> [SET PROBLEM] Rewrite the lines below with every "candle-body" changed to "candlestick-body", keeping all other text the same.

(Dataset items)
• • • • • • •

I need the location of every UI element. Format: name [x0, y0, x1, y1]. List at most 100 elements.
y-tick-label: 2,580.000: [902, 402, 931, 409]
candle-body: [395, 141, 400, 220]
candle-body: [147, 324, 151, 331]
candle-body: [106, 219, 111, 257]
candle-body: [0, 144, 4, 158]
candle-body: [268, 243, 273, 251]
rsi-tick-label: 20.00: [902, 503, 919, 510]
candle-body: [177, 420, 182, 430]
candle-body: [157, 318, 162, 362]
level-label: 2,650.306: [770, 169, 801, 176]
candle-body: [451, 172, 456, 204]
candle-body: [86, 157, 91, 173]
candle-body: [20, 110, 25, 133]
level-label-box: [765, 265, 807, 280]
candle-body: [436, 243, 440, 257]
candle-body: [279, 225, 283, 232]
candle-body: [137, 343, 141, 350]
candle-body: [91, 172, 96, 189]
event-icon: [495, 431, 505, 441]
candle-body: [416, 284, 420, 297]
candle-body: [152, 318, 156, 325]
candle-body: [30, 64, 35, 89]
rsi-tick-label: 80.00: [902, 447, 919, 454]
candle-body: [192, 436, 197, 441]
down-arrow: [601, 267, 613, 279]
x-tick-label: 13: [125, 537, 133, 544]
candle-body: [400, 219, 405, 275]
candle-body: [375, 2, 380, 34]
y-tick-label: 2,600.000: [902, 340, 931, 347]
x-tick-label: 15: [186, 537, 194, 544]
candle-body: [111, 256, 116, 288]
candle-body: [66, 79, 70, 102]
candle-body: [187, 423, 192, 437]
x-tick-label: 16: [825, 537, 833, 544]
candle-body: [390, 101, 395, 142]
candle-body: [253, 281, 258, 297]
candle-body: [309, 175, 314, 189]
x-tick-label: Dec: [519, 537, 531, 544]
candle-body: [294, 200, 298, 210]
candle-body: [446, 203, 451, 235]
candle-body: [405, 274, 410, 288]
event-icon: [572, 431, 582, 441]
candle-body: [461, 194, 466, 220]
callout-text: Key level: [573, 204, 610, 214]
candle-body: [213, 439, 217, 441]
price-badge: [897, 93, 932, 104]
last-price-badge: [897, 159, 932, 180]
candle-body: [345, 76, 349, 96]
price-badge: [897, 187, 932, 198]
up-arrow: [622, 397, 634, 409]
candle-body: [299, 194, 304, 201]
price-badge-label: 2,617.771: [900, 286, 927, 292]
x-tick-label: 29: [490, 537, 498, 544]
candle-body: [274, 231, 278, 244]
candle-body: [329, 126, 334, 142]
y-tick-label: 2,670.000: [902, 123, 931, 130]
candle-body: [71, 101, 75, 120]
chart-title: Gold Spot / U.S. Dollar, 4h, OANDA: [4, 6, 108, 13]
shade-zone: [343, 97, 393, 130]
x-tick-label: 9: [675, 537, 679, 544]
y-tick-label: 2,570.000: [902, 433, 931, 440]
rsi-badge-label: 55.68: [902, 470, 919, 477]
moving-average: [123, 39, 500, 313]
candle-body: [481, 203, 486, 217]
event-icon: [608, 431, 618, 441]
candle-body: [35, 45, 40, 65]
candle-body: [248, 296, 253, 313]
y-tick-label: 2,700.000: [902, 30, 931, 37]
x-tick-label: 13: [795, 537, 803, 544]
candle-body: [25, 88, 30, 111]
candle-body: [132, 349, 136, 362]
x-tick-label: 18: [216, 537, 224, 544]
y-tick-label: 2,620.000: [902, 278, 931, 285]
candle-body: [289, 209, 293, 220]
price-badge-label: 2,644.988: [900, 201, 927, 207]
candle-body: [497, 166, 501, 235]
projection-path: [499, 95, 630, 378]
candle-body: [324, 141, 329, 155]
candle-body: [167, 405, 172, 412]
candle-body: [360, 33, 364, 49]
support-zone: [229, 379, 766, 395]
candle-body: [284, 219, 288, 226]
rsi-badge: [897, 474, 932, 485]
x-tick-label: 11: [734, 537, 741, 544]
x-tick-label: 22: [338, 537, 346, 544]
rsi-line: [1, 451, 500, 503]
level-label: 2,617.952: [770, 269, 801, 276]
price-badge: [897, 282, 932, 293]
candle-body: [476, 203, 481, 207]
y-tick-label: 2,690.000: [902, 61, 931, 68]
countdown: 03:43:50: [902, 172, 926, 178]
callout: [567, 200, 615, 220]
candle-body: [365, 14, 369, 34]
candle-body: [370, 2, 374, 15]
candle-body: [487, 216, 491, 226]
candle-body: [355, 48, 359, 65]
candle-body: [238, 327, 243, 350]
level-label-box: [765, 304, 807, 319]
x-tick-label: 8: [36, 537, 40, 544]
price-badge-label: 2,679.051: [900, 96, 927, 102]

• • • • • • •

> [IN RESPONSE]
I need the location of every UI element. Format: name [x0, y0, x1, y1]. List at most 100 elements.
y-tick-label: 2,580.000: [902, 402, 931, 409]
candlestick-body: [395, 141, 400, 220]
candlestick-body: [147, 324, 151, 331]
candlestick-body: [106, 219, 111, 257]
candlestick-body: [0, 144, 4, 158]
candlestick-body: [268, 243, 273, 251]
rsi-tick-label: 20.00: [902, 503, 919, 510]
candlestick-body: [177, 420, 182, 430]
candlestick-body: [157, 318, 162, 362]
level-label: 2,650.306: [770, 169, 801, 176]
candlestick-body: [451, 172, 456, 204]
candlestick-body: [86, 157, 91, 173]
candlestick-body: [20, 110, 25, 133]
level-label-box: [765, 265, 807, 280]
candlestick-body: [436, 243, 440, 257]
candlestick-body: [279, 225, 283, 232]
candlestick-body: [137, 343, 141, 350]
candlestick-body: [91, 172, 96, 189]
event-icon: [495, 431, 505, 441]
candlestick-body: [416, 284, 420, 297]
candlestick-body: [152, 318, 156, 325]
candlestick-body: [30, 64, 35, 89]
rsi-tick-label: 80.00: [902, 447, 919, 454]
candlestick-body: [192, 436, 197, 441]
down-arrow: [601, 267, 613, 279]
x-tick-label: 13: [125, 537, 133, 544]
candlestick-body: [400, 219, 405, 275]
candlestick-body: [375, 2, 380, 34]
y-tick-label: 2,600.000: [902, 340, 931, 347]
x-tick-label: 15: [186, 537, 194, 544]
candlestick-body: [111, 256, 116, 288]
candlestick-body: [66, 79, 70, 102]
candlestick-body: [187, 423, 192, 437]
x-tick-label: 16: [825, 537, 833, 544]
candlestick-body: [390, 101, 395, 142]
candlestick-body: [253, 281, 258, 297]
candlestick-body: [309, 175, 314, 189]
x-tick-label: Dec: [519, 537, 531, 544]
candlestick-body: [294, 200, 298, 210]
candlestick-body: [446, 203, 451, 235]
candlestick-body: [405, 274, 410, 288]
event-icon: [572, 431, 582, 441]
candlestick-body: [461, 194, 466, 220]
callout-text: Key level: [573, 204, 610, 214]
candlestick-body: [213, 439, 217, 441]
price-badge: [897, 93, 932, 104]
last-price-badge: [897, 159, 932, 180]
candlestick-body: [345, 76, 349, 96]
price-badge: [897, 187, 932, 198]
up-arrow: [622, 397, 634, 409]
candlestick-body: [299, 194, 304, 201]
price-badge-label: 2,617.771: [900, 286, 927, 292]
x-tick-label: 29: [490, 537, 498, 544]
candlestick-body: [274, 231, 278, 244]
candlestick-body: [329, 126, 334, 142]
y-tick-label: 2,670.000: [902, 123, 931, 130]
candlestick-body: [71, 101, 75, 120]
chart-title: Gold Spot / U.S. Dollar, 4h, OANDA: [4, 6, 108, 13]
shade-zone: [343, 97, 393, 130]
x-tick-label: 9: [675, 537, 679, 544]
y-tick-label: 2,570.000: [902, 433, 931, 440]
rsi-badge-label: 55.68: [902, 470, 919, 477]
moving-average: [123, 39, 500, 313]
candlestick-body: [481, 203, 486, 217]
event-icon: [608, 431, 618, 441]
candlestick-body: [35, 45, 40, 65]
candlestick-body: [248, 296, 253, 313]
y-tick-label: 2,700.000: [902, 30, 931, 37]
x-tick-label: 13: [795, 537, 803, 544]
candlestick-body: [25, 88, 30, 111]
candlestick-body: [132, 349, 136, 362]
x-tick-label: 18: [216, 537, 224, 544]
y-tick-label: 2,620.000: [902, 278, 931, 285]
candlestick-body: [289, 209, 293, 220]
price-badge-label: 2,644.988: [900, 201, 927, 207]
candlestick-body: [497, 166, 501, 235]
projection-path: [499, 95, 630, 378]
candlestick-body: [324, 141, 329, 155]
candlestick-body: [167, 405, 172, 412]
candlestick-body: [360, 33, 364, 49]
support-zone: [229, 379, 766, 395]
candlestick-body: [284, 219, 288, 226]
rsi-badge: [897, 474, 932, 485]
x-tick-label: 11: [734, 537, 741, 544]
x-tick-label: 22: [338, 537, 346, 544]
rsi-line: [1, 451, 500, 503]
level-label: 2,617.952: [770, 269, 801, 276]
price-badge: [897, 282, 932, 293]
candlestick-body: [476, 203, 481, 207]
y-tick-label: 2,690.000: [902, 61, 931, 68]
countdown: 03:43:50: [902, 172, 926, 178]
callout: [567, 200, 615, 220]
candlestick-body: [365, 14, 369, 34]
candlestick-body: [370, 2, 374, 15]
candlestick-body: [487, 216, 491, 226]
candlestick-body: [355, 48, 359, 65]
candlestick-body: [238, 327, 243, 350]
level-label-box: [765, 304, 807, 319]
x-tick-label: 8: [36, 537, 40, 544]
price-badge-label: 2,679.051: [900, 96, 927, 102]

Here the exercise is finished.